What is being asked: Repeat the entries below exactly as they appear, with no pictures.

[Dataset records]
-- Start --

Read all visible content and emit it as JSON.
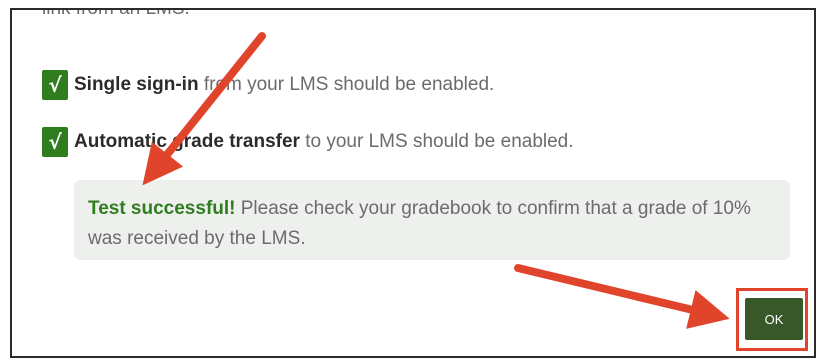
{
  "dialog": {
    "top_text": "link from an LMS.",
    "items": [
      {
        "bold": "Single sign-in",
        "rest": " from your LMS should be enabled.",
        "check": "√"
      },
      {
        "bold": "Automatic grade transfer",
        "rest": " to your LMS should be enabled.",
        "check": "√"
      }
    ],
    "result": {
      "status": "Test successful!",
      "message": " Please check your gradebook to confirm that a grade of 10% was received by the LMS."
    },
    "ok_label": "OK"
  },
  "colors": {
    "accent_green": "#2f7d1f",
    "button_green": "#38582a",
    "annotation_red": "#e0452c"
  },
  "icons": [
    "checkmark-icon",
    "annotation-arrow-icon"
  ]
}
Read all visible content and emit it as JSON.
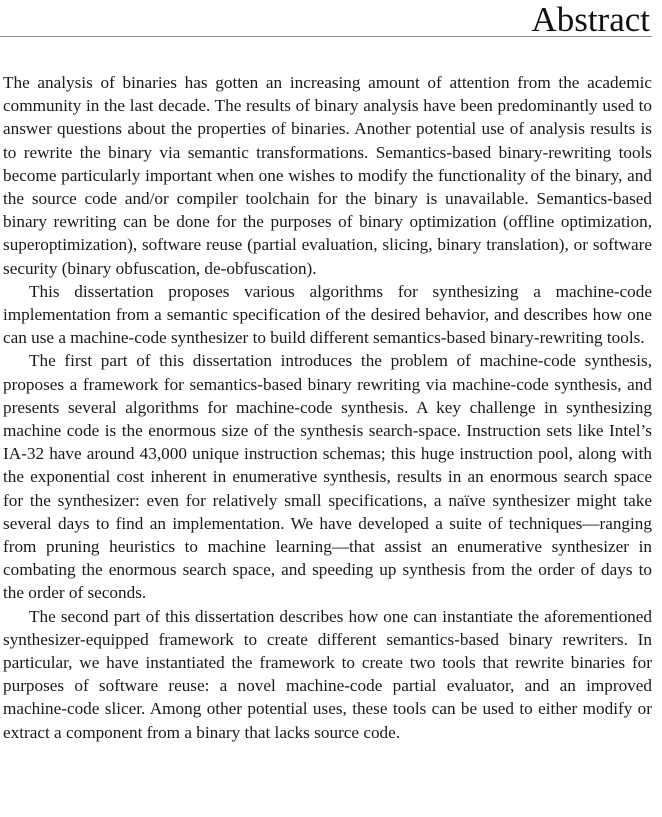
{
  "page": {
    "title": "Abstract",
    "paragraphs": [
      "The analysis of binaries has gotten an increasing amount of attention from the academic community in the last decade.  The results of binary analysis have been predominantly used to answer questions about the properties of binaries.  Another potential use of analysis results is to rewrite the binary via semantic transformations.  Semantics-based binary-rewriting tools become particularly important when one wishes to modify the functionality of the binary, and the source code and/or compiler toolchain for the binary is unavailable. Semantics-based binary rewriting can be done for the purposes of binary optimization (offline optimization, superoptimization), software reuse (partial evaluation, slicing, binary translation), or software security (binary obfuscation, de-obfuscation).",
      "This dissertation proposes various algorithms for synthesizing a machine-code implementation from a semantic specification of the desired behavior, and describes how one can use a machine-code synthesizer to build different semantics-based binary-rewriting tools.",
      "The first part of this dissertation introduces the problem of machine-code synthesis, proposes a framework for semantics-based binary rewriting via machine-code synthesis, and presents several algorithms for machine-code synthesis. A key challenge in synthesizing machine code is the enormous size of the synthesis search-space. Instruction sets like Intel’s IA-32 have around 43,000 unique instruction schemas; this huge instruction pool, along with the exponential cost inherent in enumerative synthesis, results in an enormous search space for the synthesizer: even for relatively small specifications, a naïve synthesizer might take several days to find an implementation.  We have developed a suite of techniques—ranging from pruning heuristics to machine learning—that assist an enumerative synthesizer in combating the enormous search space, and speeding up synthesis from the order of days to the order of seconds.",
      "The second part of this dissertation describes how one can instantiate the aforementioned synthesizer-equipped framework to create different semantics-based binary rewriters.  In particular, we have instantiated the framework to create two tools that rewrite binaries for purposes of software reuse: a novel machine-code partial evaluator, and an improved machine-code slicer.  Among other potential uses, these tools can be used to either modify or extract a component from a binary that lacks source code."
    ]
  }
}
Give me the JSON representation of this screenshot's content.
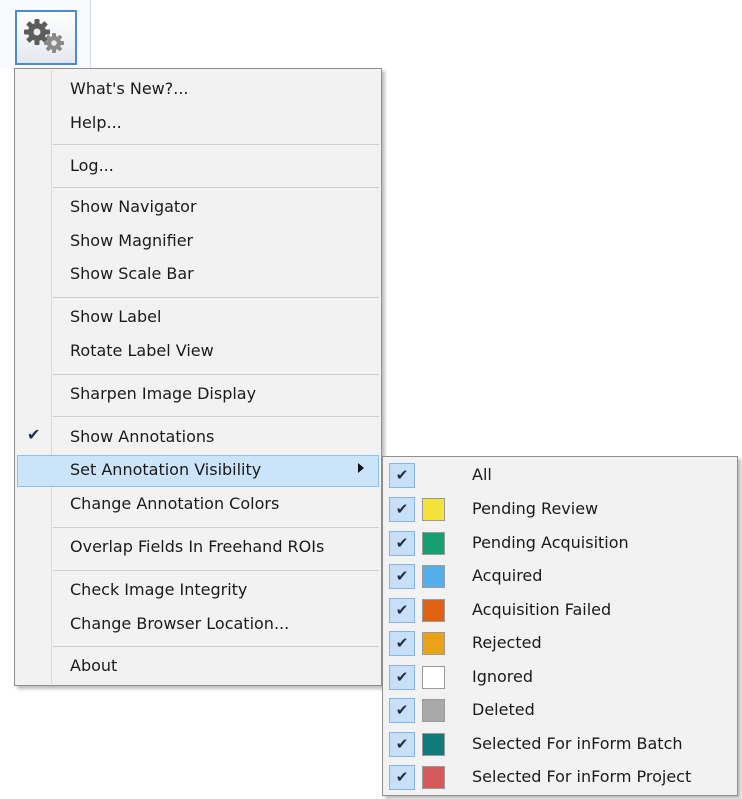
{
  "toolbar": {
    "settings_icon": "gears-icon"
  },
  "menu": {
    "items": [
      {
        "label": "What's New?..."
      },
      {
        "label": "Help..."
      },
      {
        "label": "Log..."
      },
      {
        "label": "Show Navigator"
      },
      {
        "label": "Show Magnifier"
      },
      {
        "label": "Show Scale Bar"
      },
      {
        "label": "Show Label"
      },
      {
        "label": "Rotate Label View"
      },
      {
        "label": "Sharpen Image Display"
      },
      {
        "label": "Show Annotations",
        "checked": true
      },
      {
        "label": "Set Annotation Visibility",
        "submenu": true,
        "highlighted": true
      },
      {
        "label": "Change Annotation Colors"
      },
      {
        "label": "Overlap Fields In Freehand ROIs"
      },
      {
        "label": "Check Image Integrity"
      },
      {
        "label": "Change Browser Location..."
      },
      {
        "label": "About"
      }
    ],
    "check_glyph": "✔"
  },
  "submenu": {
    "items": [
      {
        "label": "All",
        "checked": true,
        "color": null
      },
      {
        "label": "Pending Review",
        "checked": true,
        "color": "#f2e23a"
      },
      {
        "label": "Pending Acquisition",
        "checked": true,
        "color": "#16a071"
      },
      {
        "label": "Acquired",
        "checked": true,
        "color": "#55aeea"
      },
      {
        "label": "Acquisition Failed",
        "checked": true,
        "color": "#df6212"
      },
      {
        "label": "Rejected",
        "checked": true,
        "color": "#eaa318"
      },
      {
        "label": "Ignored",
        "checked": true,
        "color": "#ffffff"
      },
      {
        "label": "Deleted",
        "checked": true,
        "color": "#a9a9a9"
      },
      {
        "label": "Selected For inForm Batch",
        "checked": true,
        "color": "#0f7b7b"
      },
      {
        "label": "Selected For inForm Project",
        "checked": true,
        "color": "#d65a5a"
      }
    ],
    "check_glyph": "✔"
  }
}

-- End --

Final result:
Read all visible content and emit it as JSON.
{
  "dialog": {
    "top_text": "link from an LMS.",
    "items": [
      {
        "bold": "Single sign-in",
        "rest": " from your LMS should be enabled.",
        "check": "√"
      },
      {
        "bold": "Automatic grade transfer",
        "rest": " to your LMS should be enabled.",
        "check": "√"
      }
    ],
    "result": {
      "status": "Test successful!",
      "message": " Please check your gradebook to confirm that a grade of 10% was received by the LMS."
    },
    "ok_label": "OK"
  },
  "colors": {
    "accent_green": "#2f7d1f",
    "button_green": "#38582a",
    "annotation_red": "#e0452c"
  },
  "icons": [
    "checkmark-icon",
    "annotation-arrow-icon"
  ]
}
Read all visible content and emit it as JSON.
{
  "page": {
    "title": "Abstract",
    "paragraphs": [
      "The analysis of binaries has gotten an increasing amount of attention from the academic community in the last decade.  The results of binary analysis have been predominantly used to answer questions about the properties of binaries.  Another potential use of analysis results is to rewrite the binary via semantic transformations.  Semantics-based binary-rewriting tools become particularly important when one wishes to modify the functionality of the binary, and the source code and/or compiler toolchain for the binary is unavailable. Semantics-based binary rewriting can be done for the purposes of binary optimization (offline optimization, superoptimization), software reuse (partial evaluation, slicing, binary translation), or software security (binary obfuscation, de-obfuscation).",
      "This dissertation proposes various algorithms for synthesizing a machine-code implementation from a semantic specification of the desired behavior, and describes how one can use a machine-code synthesizer to build different semantics-based binary-rewriting tools.",
      "The first part of this dissertation introduces the problem of machine-code synthesis, proposes a framework for semantics-based binary rewriting via machine-code synthesis, and presents several algorithms for machine-code synthesis. A key challenge in synthesizing machine code is the enormous size of the synthesis search-space. Instruction sets like Intel’s IA-32 have around 43,000 unique instruction schemas; this huge instruction pool, along with the exponential cost inherent in enumerative synthesis, results in an enormous search space for the synthesizer: even for relatively small specifications, a naïve synthesizer might take several days to find an implementation.  We have developed a suite of techniques—ranging from pruning heuristics to machine learning—that assist an enumerative synthesizer in combating the enormous search space, and speeding up synthesis from the order of days to the order of seconds.",
      "The second part of this dissertation describes how one can instantiate the aforementioned synthesizer-equipped framework to create different semantics-based binary rewriters.  In particular, we have instantiated the framework to create two tools that rewrite binaries for purposes of software reuse: a novel machine-code partial evaluator, and an improved machine-code slicer.  Among other potential uses, these tools can be used to either modify or extract a component from a binary that lacks source code."
    ]
  }
}
Give me the JSON representation of this screenshot's content.
{
  "toolbar": {
    "settings_icon": "gears-icon"
  },
  "menu": {
    "items": [
      {
        "label": "What's New?..."
      },
      {
        "label": "Help..."
      },
      {
        "label": "Log..."
      },
      {
        "label": "Show Navigator"
      },
      {
        "label": "Show Magnifier"
      },
      {
        "label": "Show Scale Bar"
      },
      {
        "label": "Show Label"
      },
      {
        "label": "Rotate Label View"
      },
      {
        "label": "Sharpen Image Display"
      },
      {
        "label": "Show Annotations",
        "checked": true
      },
      {
        "label": "Set Annotation Visibility",
        "submenu": true,
        "highlighted": true
      },
      {
        "label": "Change Annotation Colors"
      },
      {
        "label": "Overlap Fields In Freehand ROIs"
      },
      {
        "label": "Check Image Integrity"
      },
      {
        "label": "Change Browser Location..."
      },
      {
        "label": "About"
      }
    ],
    "check_glyph": "✔"
  },
  "submenu": {
    "items": [
      {
        "label": "All",
        "checked": true,
        "color": null
      },
      {
        "label": "Pending Review",
        "checked": true,
        "color": "#f2e23a"
      },
      {
        "label": "Pending Acquisition",
        "checked": true,
        "color": "#16a071"
      },
      {
        "label": "Acquired",
        "checked": true,
        "color": "#55aeea"
      },
      {
        "label": "Acquisition Failed",
        "checked": true,
        "color": "#df6212"
      },
      {
        "label": "Rejected",
        "checked": true,
        "color": "#eaa318"
      },
      {
        "label": "Ignored",
        "checked": true,
        "color": "#ffffff"
      },
      {
        "label": "Deleted",
        "checked": true,
        "color": "#a9a9a9"
      },
      {
        "label": "Selected For inForm Batch",
        "checked": true,
        "color": "#0f7b7b"
      },
      {
        "label": "Selected For inForm Project",
        "checked": true,
        "color": "#d65a5a"
      }
    ],
    "check_glyph": "✔"
  }
}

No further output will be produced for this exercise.